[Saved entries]
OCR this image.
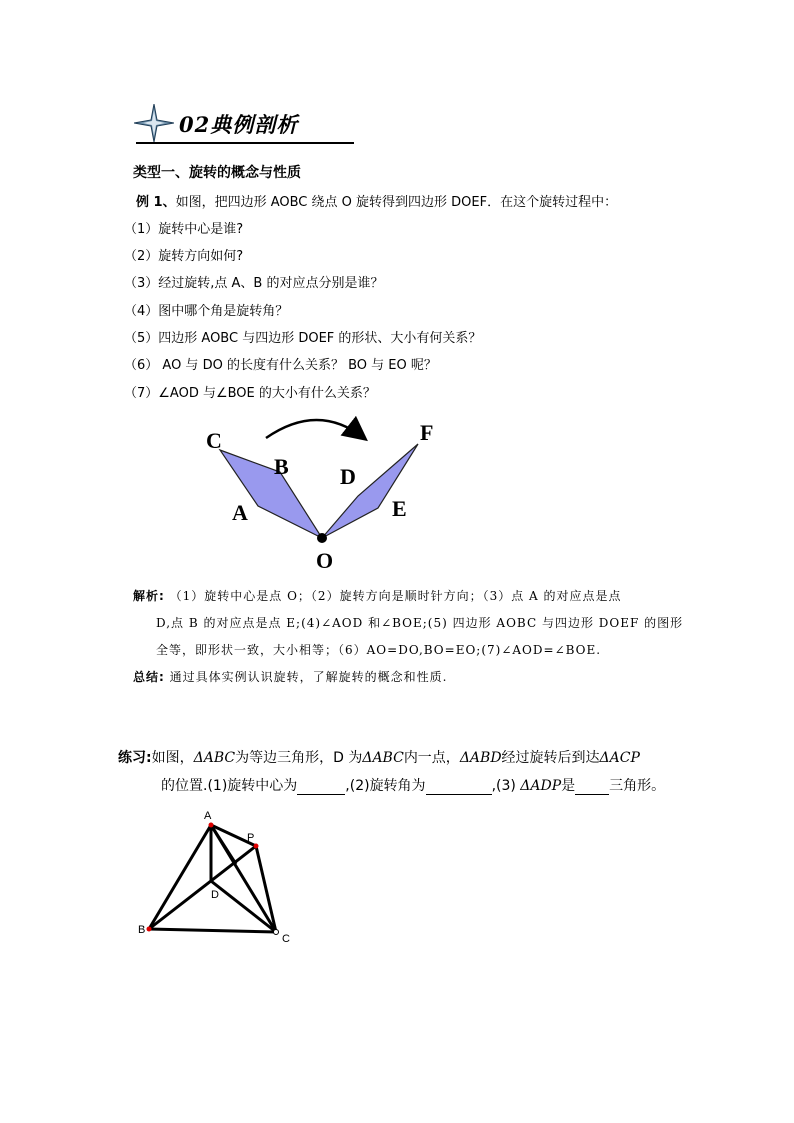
02典例剖析
类型一、旋转的概念与性质
例 1、如图，把四边形 AOBC 绕点 O 旋转得到四边形 DOEF．在这个旋转过程中：
（1）旋转中心是谁?
（2）旋转方向如何?
（3）经过旋转,点 A、B 的对应点分别是谁？
（4）图中哪个角是旋转角？
（5）四边形 AOBC 与四边形 DOEF 的形状、大小有何关系？
（6） AO 与 DO 的长度有什么关系？ BO 与 EO 呢？
（7）∠AOD 与∠BOE 的大小有什么关系？
C
B
A
O
D
F
E
解析: （1）旋转中心是点 O；（2）旋转方向是顺时针方向；（3）点 A 的对应点是点
D,点 B 的对应点是点 E;(4)∠AOD 和∠BOE;(5) 四边形 AOBC 与四边形 DOEF 的图形
全等，即形状一致，大小相等；（6）AO=DO,BO=EO;(7)∠AOD=∠BOE.
总结: 通过具体实例认识旋转，了解旋转的概念和性质.
练习:如图，ΔABC为等边三角形，D 为ΔABC内一点，ΔABD经过旋转后到达ΔACP
的位置.(1)旋转中心为	,(2)旋转角为	,(3) ΔADP是 三角形。
A
P
D
B
C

» **OBJECTIVE**
Using the data above, write out every line exactly, leaving the images behind.

» **COMPLETE OUTPUT**
OCR this image.
02典例剖析
类型一、旋转的概念与性质
例 1、如图，把四边形 AOBC 绕点 O 旋转得到四边形 DOEF．在这个旋转过程中：
（1）旋转中心是谁?
（2）旋转方向如何?
（3）经过旋转,点 A、B 的对应点分别是谁？
（4）图中哪个角是旋转角？
（5）四边形 AOBC 与四边形 DOEF 的形状、大小有何关系？
（6） AO 与 DO 的长度有什么关系？ BO 与 EO 呢？
（7）∠AOD 与∠BOE 的大小有什么关系？
C
B
A
O
D
F
E
解析: （1）旋转中心是点 O；（2）旋转方向是顺时针方向；（3）点 A 的对应点是点
D,点 B 的对应点是点 E;(4)∠AOD 和∠BOE;(5) 四边形 AOBC 与四边形 DOEF 的图形
全等，即形状一致，大小相等；（6）AO=DO,BO=EO;(7)∠AOD=∠BOE.
总结: 通过具体实例认识旋转，了解旋转的概念和性质.
练习:如图，ΔABC为等边三角形，D 为ΔABC内一点，ΔABD经过旋转后到达ΔACP
的位置.(1)旋转中心为	,(2)旋转角为	,(3) ΔADP是 三角形。
A
P
D
B
C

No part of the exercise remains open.